[begin GIVEN DATA]

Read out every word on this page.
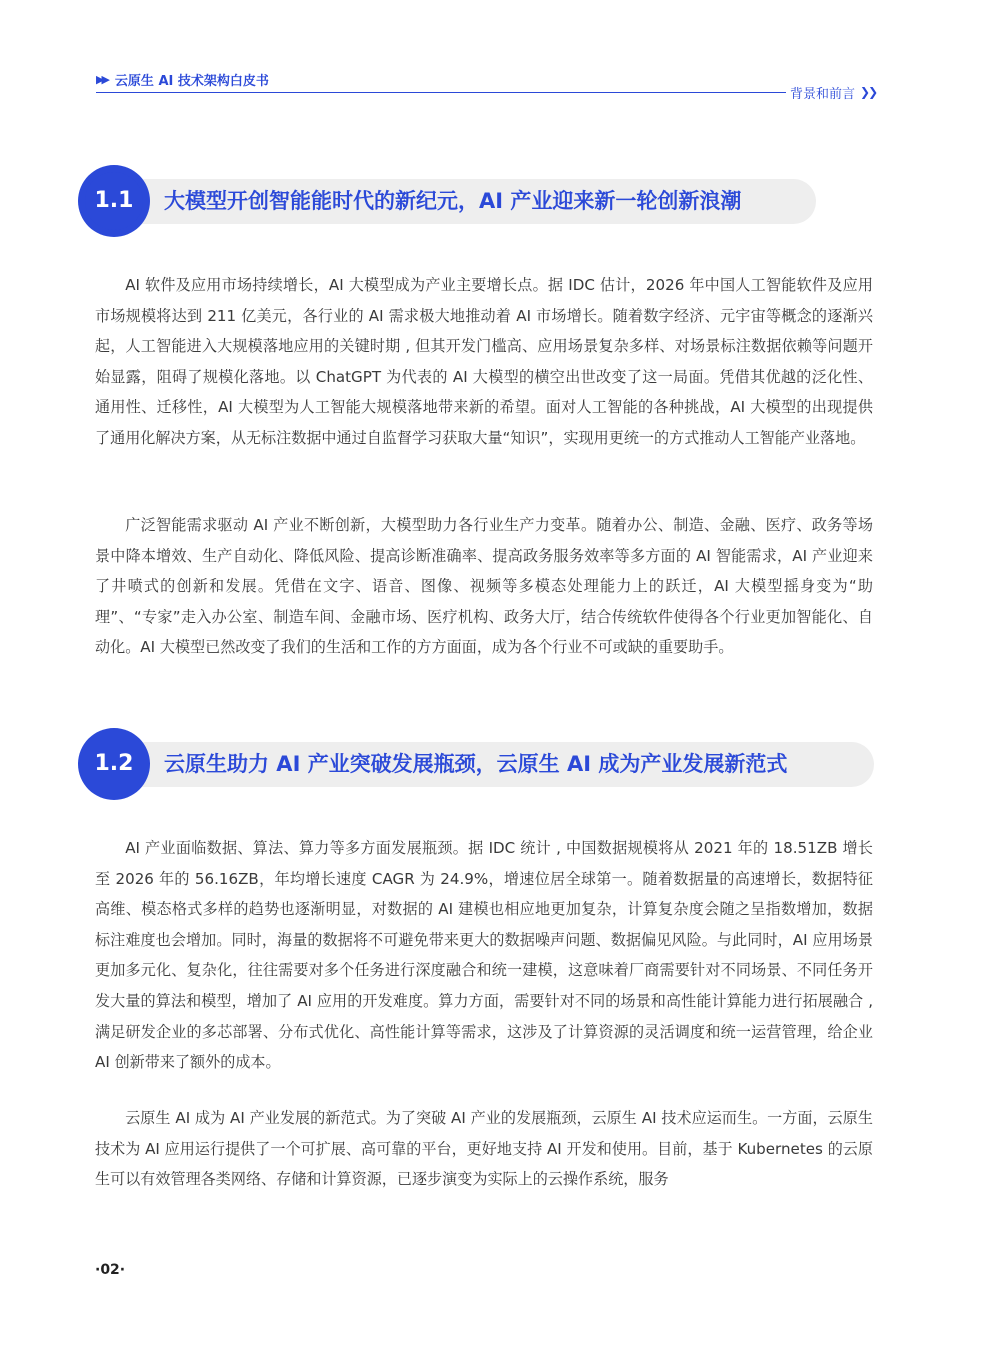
▶▶ 云原生 AI 技术架构白皮书
背景和前言 ❯❯
1.1	大模型开创智能能时代的新纪元，AI 产业迎来新一轮创新浪潮

AI 软件及应用市场持续增长，AI 大模型成为产业主要增长点。据 IDC 估计，2026 年中国人工智能软件及应用市场规模将达到 211 亿美元，各行业的 AI 需求极大地推动着 AI 市场增长。随着数字经济、元宇宙等概念的逐渐兴起，人工智能进入大规模落地应用的关键时期 , 但其开发门槛高、应用场景复杂多样、对场景标注数据依赖等问题开始显露，阻碍了规模化落地。以 ChatGPT 为代表的 AI 大模型的横空出世改变了这一局面。凭借其优越的泛化性、通用性、迁移性，AI 大模型为人工智能大规模落地带来新的希望。面对人工智能的各种挑战，AI 大模型的出现提供了通用化解决方案，从无标注数据中通过自监督学习获取大量“知识”，实现用更统一的方式推动人工智能产业落地。

广泛智能需求驱动 AI 产业不断创新，大模型助力各行业生产力变革。随着办公、制造、金融、医疗、政务等场景中降本增效、生产自动化、降低风险、提高诊断准确率、提高政务服务效率等多方面的 AI 智能需求，AI 产业迎来了井喷式的创新和发展。凭借在文字、语音、图像、视频等多模态处理能力上的跃迁，AI 大模型摇身变为“助理”、“专家”走入办公室、制造车间、金融市场、医疗机构、政务大厅，结合传统软件使得各个行业更加智能化、自动化。AI 大模型已然改变了我们的生活和工作的方方面面，成为各个行业不可或缺的重要助手。

1.2	云原生助力 AI 产业突破发展瓶颈，云原生 AI 成为产业发展新范式

AI 产业面临数据、算法、算力等多方面发展瓶颈。据 IDC 统计 , 中国数据规模将从 2021 年的 18.51ZB 增长至 2026 年的 56.16ZB，年均增长速度 CAGR 为 24.9%，增速位居全球第一。随着数据量的高速增长，数据特征高维、模态格式多样的趋势也逐渐明显，对数据的 AI 建模也相应地更加复杂，计算复杂度会随之呈指数增加，数据标注难度也会增加。同时，海量的数据将不可避免带来更大的数据噪声问题、数据偏见风险。与此同时，AI 应用场景更加多元化、复杂化，往往需要对多个任务进行深度融合和统一建模，这意味着厂商需要针对不同场景、不同任务开发大量的算法和模型，增加了 AI 应用的开发难度。算力方面，需要针对不同的场景和高性能计算能力进行拓展融合 , 满足研发企业的多芯部署、分布式优化、高性能计算等需求，这涉及了计算资源的灵活调度和统一运营管理，给企业 AI 创新带来了额外的成本。

云原生 AI 成为 AI 产业发展的新范式。为了突破 AI 产业的发展瓶颈，云原生 AI 技术应运而生。一方面，云原生技术为 AI 应用运行提供了一个可扩展、高可靠的平台，更好地支持 AI 开发和使用。目前，基于 Kubernetes 的云原生可以有效管理各类网络、存储和计算资源，已逐步演变为实际上的云操作系统，服务

·02·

[end GIVEN DATA]

§ SET EXERCISE: Return the entries unchanged, save for the pictures, which do not belong in the copy.

§ EXERCISE ANSWER:
Read out every word on this page.
▶▶ 云原生 AI 技术架构白皮书
背景和前言 ❯❯
1.1	大模型开创智能能时代的新纪元，AI 产业迎来新一轮创新浪潮

AI 软件及应用市场持续增长，AI 大模型成为产业主要增长点。据 IDC 估计，2026 年中国人工智能软件及应用市场规模将达到 211 亿美元，各行业的 AI 需求极大地推动着 AI 市场增长。随着数字经济、元宇宙等概念的逐渐兴起，人工智能进入大规模落地应用的关键时期 , 但其开发门槛高、应用场景复杂多样、对场景标注数据依赖等问题开始显露，阻碍了规模化落地。以 ChatGPT 为代表的 AI 大模型的横空出世改变了这一局面。凭借其优越的泛化性、通用性、迁移性，AI 大模型为人工智能大规模落地带来新的希望。面对人工智能的各种挑战，AI 大模型的出现提供了通用化解决方案，从无标注数据中通过自监督学习获取大量“知识”，实现用更统一的方式推动人工智能产业落地。

广泛智能需求驱动 AI 产业不断创新，大模型助力各行业生产力变革。随着办公、制造、金融、医疗、政务等场景中降本增效、生产自动化、降低风险、提高诊断准确率、提高政务服务效率等多方面的 AI 智能需求，AI 产业迎来了井喷式的创新和发展。凭借在文字、语音、图像、视频等多模态处理能力上的跃迁，AI 大模型摇身变为“助理”、“专家”走入办公室、制造车间、金融市场、医疗机构、政务大厅，结合传统软件使得各个行业更加智能化、自动化。AI 大模型已然改变了我们的生活和工作的方方面面，成为各个行业不可或缺的重要助手。

1.2	云原生助力 AI 产业突破发展瓶颈，云原生 AI 成为产业发展新范式

AI 产业面临数据、算法、算力等多方面发展瓶颈。据 IDC 统计 , 中国数据规模将从 2021 年的 18.51ZB 增长至 2026 年的 56.16ZB，年均增长速度 CAGR 为 24.9%，增速位居全球第一。随着数据量的高速增长，数据特征高维、模态格式多样的趋势也逐渐明显，对数据的 AI 建模也相应地更加复杂，计算复杂度会随之呈指数增加，数据标注难度也会增加。同时，海量的数据将不可避免带来更大的数据噪声问题、数据偏见风险。与此同时，AI 应用场景更加多元化、复杂化，往往需要对多个任务进行深度融合和统一建模，这意味着厂商需要针对不同场景、不同任务开发大量的算法和模型，增加了 AI 应用的开发难度。算力方面，需要针对不同的场景和高性能计算能力进行拓展融合 , 满足研发企业的多芯部署、分布式优化、高性能计算等需求，这涉及了计算资源的灵活调度和统一运营管理，给企业 AI 创新带来了额外的成本。

云原生 AI 成为 AI 产业发展的新范式。为了突破 AI 产业的发展瓶颈，云原生 AI 技术应运而生。一方面，云原生技术为 AI 应用运行提供了一个可扩展、高可靠的平台，更好地支持 AI 开发和使用。目前，基于 Kubernetes 的云原生可以有效管理各类网络、存储和计算资源，已逐步演变为实际上的云操作系统，服务

·02·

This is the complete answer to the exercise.